* [What you have to do] Please reproduce the records below exactly, omitting any pictures they contain.

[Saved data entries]
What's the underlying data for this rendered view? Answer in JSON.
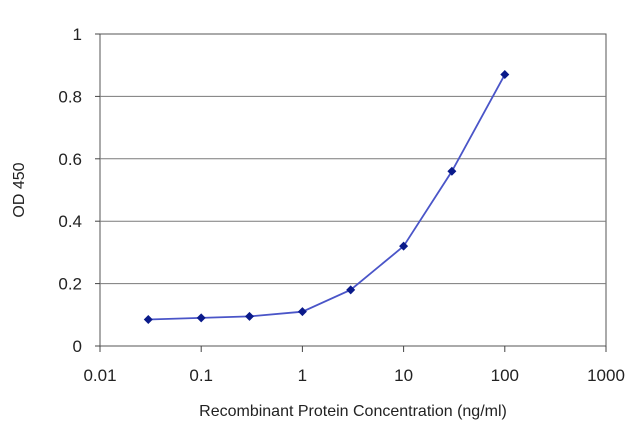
{
  "chart_data": {
    "type": "line",
    "xlabel": "Recombinant Protein Concentration (ng/ml)",
    "ylabel": "OD 450",
    "xscale": "log",
    "xlim": [
      0.01,
      1000
    ],
    "ylim": [
      0,
      1
    ],
    "xticks": [
      "0.01",
      "0.1",
      "1",
      "10",
      "100",
      "1000"
    ],
    "yticks": [
      "0",
      "0.2",
      "0.4",
      "0.6",
      "0.8",
      "1"
    ],
    "grid": "horizontal",
    "legend": "none",
    "series": [
      {
        "color": "#4a55c8",
        "marker_color": "#0a1a8a",
        "x": [
          0.03,
          0.1,
          0.3,
          1,
          3,
          10,
          30,
          100
        ],
        "y": [
          0.085,
          0.09,
          0.095,
          0.11,
          0.18,
          0.32,
          0.56,
          0.87
        ]
      }
    ]
  }
}
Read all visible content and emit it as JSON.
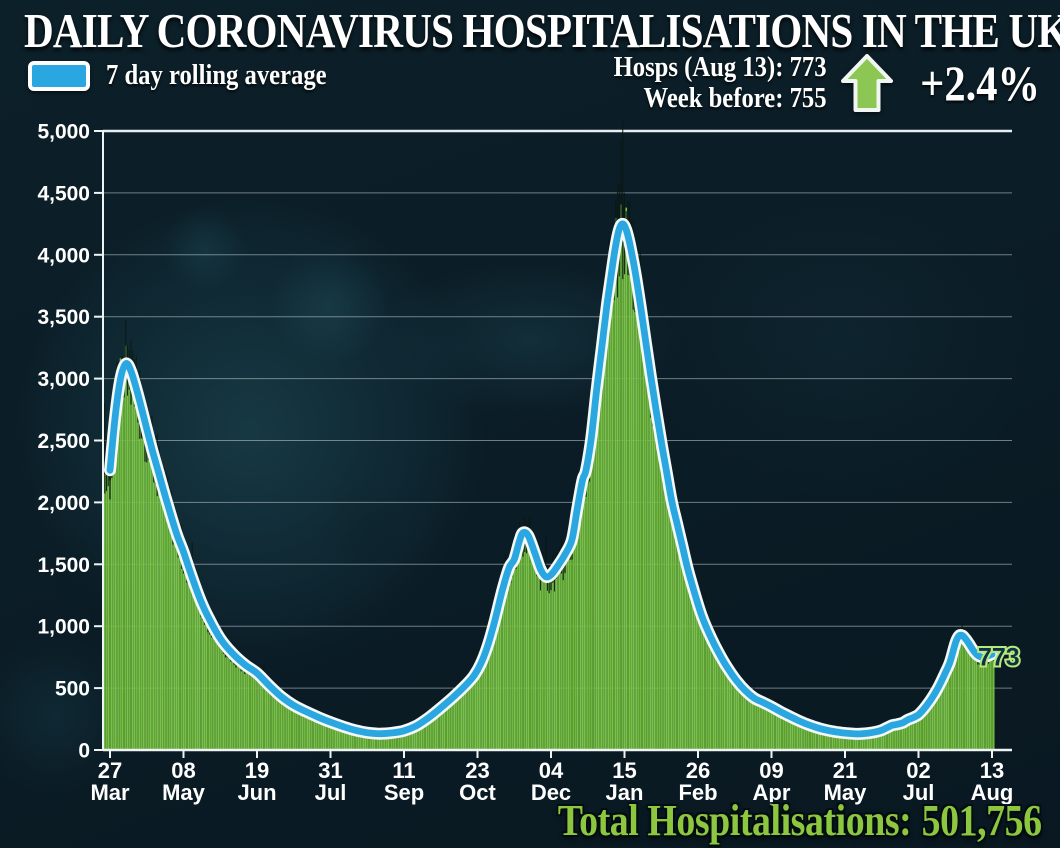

* [Answer section]
What's the underlying data for this rendered view? Answer in JSON.
{
  "chart_data": {
    "type": "line",
    "xlabel": "Recombinant Protein Concentration (ng/ml)",
    "ylabel": "OD 450",
    "xscale": "log",
    "xlim": [
      0.01,
      1000
    ],
    "ylim": [
      0,
      1
    ],
    "xticks": [
      "0.01",
      "0.1",
      "1",
      "10",
      "100",
      "1000"
    ],
    "yticks": [
      "0",
      "0.2",
      "0.4",
      "0.6",
      "0.8",
      "1"
    ],
    "grid": "horizontal",
    "legend": "none",
    "series": [
      {
        "color": "#4a55c8",
        "marker_color": "#0a1a8a",
        "x": [
          0.03,
          0.1,
          0.3,
          1,
          3,
          10,
          30,
          100
        ],
        "y": [
          0.085,
          0.09,
          0.095,
          0.11,
          0.18,
          0.32,
          0.56,
          0.87
        ]
      }
    ]
  }
}
Read all visible content and emit it as JSON.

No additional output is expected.